[What you have to do] Work through the listing below and count the lines that hold "кинематография". Answer with the number alone.

----

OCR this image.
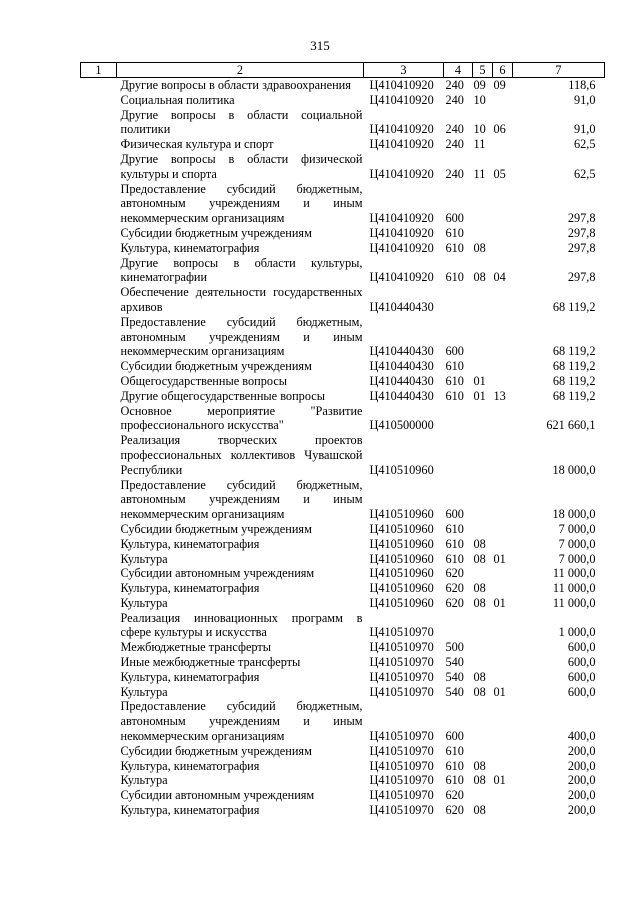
315
1	2	3	4	5	6	7
	Другие вопросы в области здравоохранения	Ц410410920	240	09	09	118,6
	Социальная политика	Ц410410920	240	10		91,0
	Другие вопросы в области социальной политики	Ц410410920	240	10	06	91,0
	Физическая культура и спорт	Ц410410920	240	11		62,5
	Другие вопросы в области физической культуры и спорта	Ц410410920	240	11	05	62,5
	Предоставление субсидий бюджетным, автономным учреждениям и иным некоммерческим организациям	Ц410410920	600			297,8
	Субсидии бюджетным учреждениям	Ц410410920	610			297,8
	Культура, кинематография	Ц410410920	610	08		297,8
	Другие вопросы в области культуры, кинематографии	Ц410410920	610	08	04	297,8
	Обеспечение деятельности государственных архивов	Ц410440430				68 119,2
	Предоставление субсидий бюджетным, автономным учреждениям и иным некоммерческим организациям	Ц410440430	600			68 119,2
	Субсидии бюджетным учреждениям	Ц410440430	610			68 119,2
	Общегосударственные вопросы	Ц410440430	610	01		68 119,2
	Другие общегосударственные вопросы	Ц410440430	610	01	13	68 119,2
	Основное мероприятие "Развитие профессионального искусства"	Ц410500000				621 660,1
	Реализация творческих проектов профессиональных коллективов Чувашской Республики	Ц410510960				18 000,0
	Предоставление субсидий бюджетным, автономным учреждениям и иным некоммерческим организациям	Ц410510960	600			18 000,0
	Субсидии бюджетным учреждениям	Ц410510960	610			7 000,0
	Культура, кинематография	Ц410510960	610	08		7 000,0
	Культура	Ц410510960	610	08	01	7 000,0
	Субсидии автономным учреждениям	Ц410510960	620			11 000,0
	Культура, кинематография	Ц410510960	620	08		11 000,0
	Культура	Ц410510960	620	08	01	11 000,0
	Реализация инновационных программ в сфере культуры и искусства	Ц410510970				1 000,0
	Межбюджетные трансферты	Ц410510970	500			600,0
	Иные межбюджетные трансферты	Ц410510970	540			600,0
	Культура, кинематография	Ц410510970	540	08		600,0
	Культура	Ц410510970	540	08	01	600,0
	Предоставление субсидий бюджетным, автономным учреждениям и иным некоммерческим организациям	Ц410510970	600			400,0
	Субсидии бюджетным учреждениям	Ц410510970	610			200,0
	Культура, кинематография	Ц410510970	610	08		200,0
	Культура	Ц410510970	610	08	01	200,0
	Субсидии автономным учреждениям	Ц410510970	620			200,0
	Культура, кинематография	Ц410510970	620	08		200,0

----

[Exercise response] 6